- [WHAT IS NEEDED]:
Every line of the material is to be repeated exactly as it stands.

- [DATA SECTION]:
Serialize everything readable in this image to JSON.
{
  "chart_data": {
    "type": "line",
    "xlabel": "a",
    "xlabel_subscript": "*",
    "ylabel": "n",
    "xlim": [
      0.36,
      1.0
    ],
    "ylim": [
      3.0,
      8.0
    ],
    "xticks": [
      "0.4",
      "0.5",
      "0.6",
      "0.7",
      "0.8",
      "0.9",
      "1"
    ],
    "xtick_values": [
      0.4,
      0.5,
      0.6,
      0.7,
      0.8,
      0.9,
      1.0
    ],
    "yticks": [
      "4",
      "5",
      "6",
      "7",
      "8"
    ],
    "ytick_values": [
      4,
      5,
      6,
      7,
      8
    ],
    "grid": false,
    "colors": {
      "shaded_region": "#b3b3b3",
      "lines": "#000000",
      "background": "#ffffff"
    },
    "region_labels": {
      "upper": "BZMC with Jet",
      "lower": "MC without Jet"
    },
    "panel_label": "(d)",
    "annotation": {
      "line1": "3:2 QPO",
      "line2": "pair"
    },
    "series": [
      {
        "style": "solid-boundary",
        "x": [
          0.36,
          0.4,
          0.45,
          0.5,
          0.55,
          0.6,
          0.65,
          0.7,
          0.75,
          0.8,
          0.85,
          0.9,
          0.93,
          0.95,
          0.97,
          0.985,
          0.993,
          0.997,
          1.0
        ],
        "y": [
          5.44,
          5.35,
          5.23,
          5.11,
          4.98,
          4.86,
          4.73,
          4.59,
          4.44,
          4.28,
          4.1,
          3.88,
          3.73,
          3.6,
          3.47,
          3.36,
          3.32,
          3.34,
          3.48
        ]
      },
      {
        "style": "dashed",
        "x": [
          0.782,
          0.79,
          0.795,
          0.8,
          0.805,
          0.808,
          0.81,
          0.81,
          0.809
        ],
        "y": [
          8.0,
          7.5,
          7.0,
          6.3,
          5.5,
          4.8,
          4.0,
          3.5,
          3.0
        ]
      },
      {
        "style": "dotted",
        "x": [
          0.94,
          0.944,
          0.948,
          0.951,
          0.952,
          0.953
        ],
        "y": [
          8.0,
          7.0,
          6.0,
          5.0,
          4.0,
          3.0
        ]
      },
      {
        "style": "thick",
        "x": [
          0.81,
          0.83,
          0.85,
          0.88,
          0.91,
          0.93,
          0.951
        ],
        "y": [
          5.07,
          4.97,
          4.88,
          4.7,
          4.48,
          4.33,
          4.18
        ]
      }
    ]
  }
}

- [PROBLEM SOLUTION]:
Serialize everything readable in this image to JSON.
{
  "chart_data": {
    "type": "line",
    "xlabel": "a",
    "xlabel_subscript": "*",
    "ylabel": "n",
    "xlim": [
      0.36,
      1.0
    ],
    "ylim": [
      3.0,
      8.0
    ],
    "xticks": [
      "0.4",
      "0.5",
      "0.6",
      "0.7",
      "0.8",
      "0.9",
      "1"
    ],
    "xtick_values": [
      0.4,
      0.5,
      0.6,
      0.7,
      0.8,
      0.9,
      1.0
    ],
    "yticks": [
      "4",
      "5",
      "6",
      "7",
      "8"
    ],
    "ytick_values": [
      4,
      5,
      6,
      7,
      8
    ],
    "grid": false,
    "colors": {
      "shaded_region": "#b3b3b3",
      "lines": "#000000",
      "background": "#ffffff"
    },
    "region_labels": {
      "upper": "BZMC with Jet",
      "lower": "MC without Jet"
    },
    "panel_label": "(d)",
    "annotation": {
      "line1": "3:2 QPO",
      "line2": "pair"
    },
    "series": [
      {
        "style": "solid-boundary",
        "x": [
          0.36,
          0.4,
          0.45,
          0.5,
          0.55,
          0.6,
          0.65,
          0.7,
          0.75,
          0.8,
          0.85,
          0.9,
          0.93,
          0.95,
          0.97,
          0.985,
          0.993,
          0.997,
          1.0
        ],
        "y": [
          5.44,
          5.35,
          5.23,
          5.11,
          4.98,
          4.86,
          4.73,
          4.59,
          4.44,
          4.28,
          4.1,
          3.88,
          3.73,
          3.6,
          3.47,
          3.36,
          3.32,
          3.34,
          3.48
        ]
      },
      {
        "style": "dashed",
        "x": [
          0.782,
          0.79,
          0.795,
          0.8,
          0.805,
          0.808,
          0.81,
          0.81,
          0.809
        ],
        "y": [
          8.0,
          7.5,
          7.0,
          6.3,
          5.5,
          4.8,
          4.0,
          3.5,
          3.0
        ]
      },
      {
        "style": "dotted",
        "x": [
          0.94,
          0.944,
          0.948,
          0.951,
          0.952,
          0.953
        ],
        "y": [
          8.0,
          7.0,
          6.0,
          5.0,
          4.0,
          3.0
        ]
      },
      {
        "style": "thick",
        "x": [
          0.81,
          0.83,
          0.85,
          0.88,
          0.91,
          0.93,
          0.951
        ],
        "y": [
          5.07,
          4.97,
          4.88,
          4.7,
          4.48,
          4.33,
          4.18
        ]
      }
    ]
  }
}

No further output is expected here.